- GIVEN REQUEST -
Check each line of the records below and collect those that include the word "colpo".

- DATA FOR THIS TASK -
- - -
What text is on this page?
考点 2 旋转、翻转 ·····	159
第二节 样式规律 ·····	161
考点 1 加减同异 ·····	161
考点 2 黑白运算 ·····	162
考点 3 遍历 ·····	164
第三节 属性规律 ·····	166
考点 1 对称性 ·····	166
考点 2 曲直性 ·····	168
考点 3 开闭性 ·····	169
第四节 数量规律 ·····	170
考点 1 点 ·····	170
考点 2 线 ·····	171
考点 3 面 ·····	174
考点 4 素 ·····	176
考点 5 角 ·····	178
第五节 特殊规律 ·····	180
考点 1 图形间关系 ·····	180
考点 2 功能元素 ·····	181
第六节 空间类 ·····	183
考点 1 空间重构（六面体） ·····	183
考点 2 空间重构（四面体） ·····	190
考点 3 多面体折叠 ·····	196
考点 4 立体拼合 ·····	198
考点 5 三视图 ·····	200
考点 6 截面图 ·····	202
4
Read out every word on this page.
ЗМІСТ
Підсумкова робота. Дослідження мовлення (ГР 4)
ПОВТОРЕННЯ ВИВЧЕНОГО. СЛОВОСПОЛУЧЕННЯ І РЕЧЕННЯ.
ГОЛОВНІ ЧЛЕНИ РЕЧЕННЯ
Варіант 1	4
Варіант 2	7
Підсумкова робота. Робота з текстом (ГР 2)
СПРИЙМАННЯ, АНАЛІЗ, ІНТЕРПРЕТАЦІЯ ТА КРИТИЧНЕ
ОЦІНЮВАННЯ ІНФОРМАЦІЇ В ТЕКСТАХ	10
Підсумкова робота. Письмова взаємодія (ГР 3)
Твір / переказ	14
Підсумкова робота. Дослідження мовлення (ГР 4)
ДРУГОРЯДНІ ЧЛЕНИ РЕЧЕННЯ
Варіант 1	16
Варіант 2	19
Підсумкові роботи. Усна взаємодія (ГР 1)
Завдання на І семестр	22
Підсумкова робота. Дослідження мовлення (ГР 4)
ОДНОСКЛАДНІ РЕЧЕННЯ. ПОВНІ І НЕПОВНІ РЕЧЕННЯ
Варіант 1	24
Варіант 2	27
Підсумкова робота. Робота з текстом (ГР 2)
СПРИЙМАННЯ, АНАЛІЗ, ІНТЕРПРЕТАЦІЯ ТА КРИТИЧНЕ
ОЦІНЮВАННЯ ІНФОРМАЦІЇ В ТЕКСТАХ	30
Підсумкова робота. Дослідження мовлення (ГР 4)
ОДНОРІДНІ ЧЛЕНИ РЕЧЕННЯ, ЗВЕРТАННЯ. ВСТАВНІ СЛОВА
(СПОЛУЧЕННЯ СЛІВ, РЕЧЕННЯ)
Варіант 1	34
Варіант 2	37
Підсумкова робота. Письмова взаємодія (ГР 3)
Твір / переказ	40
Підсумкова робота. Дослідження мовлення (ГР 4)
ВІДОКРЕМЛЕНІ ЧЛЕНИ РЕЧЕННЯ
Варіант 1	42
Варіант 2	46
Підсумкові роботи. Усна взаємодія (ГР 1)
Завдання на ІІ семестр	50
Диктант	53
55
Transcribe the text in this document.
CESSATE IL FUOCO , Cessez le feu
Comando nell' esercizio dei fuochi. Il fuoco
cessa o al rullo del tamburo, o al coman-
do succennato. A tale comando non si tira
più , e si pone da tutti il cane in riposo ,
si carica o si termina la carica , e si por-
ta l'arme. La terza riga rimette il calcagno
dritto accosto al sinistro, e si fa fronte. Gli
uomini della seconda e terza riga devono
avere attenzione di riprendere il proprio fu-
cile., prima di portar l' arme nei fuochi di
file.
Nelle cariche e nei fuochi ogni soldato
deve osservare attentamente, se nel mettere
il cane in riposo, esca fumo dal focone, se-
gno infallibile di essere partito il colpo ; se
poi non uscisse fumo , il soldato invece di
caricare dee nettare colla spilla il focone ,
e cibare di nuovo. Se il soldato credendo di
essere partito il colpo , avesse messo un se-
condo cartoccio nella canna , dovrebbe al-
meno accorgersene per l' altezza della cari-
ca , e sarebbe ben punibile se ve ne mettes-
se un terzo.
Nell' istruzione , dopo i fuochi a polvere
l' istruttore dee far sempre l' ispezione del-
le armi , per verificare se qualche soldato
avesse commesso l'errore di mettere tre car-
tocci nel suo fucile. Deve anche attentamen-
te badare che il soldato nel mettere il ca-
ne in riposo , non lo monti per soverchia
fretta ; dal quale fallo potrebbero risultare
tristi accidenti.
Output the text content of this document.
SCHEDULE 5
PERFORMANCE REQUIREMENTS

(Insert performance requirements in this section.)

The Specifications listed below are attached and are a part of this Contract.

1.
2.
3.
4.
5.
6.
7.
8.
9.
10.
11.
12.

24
- - -
- ANSWER TO THIS PROBLEM -
gno infallibile di essere partito il colpo ; se
essere partito il colpo , avesse messo un se-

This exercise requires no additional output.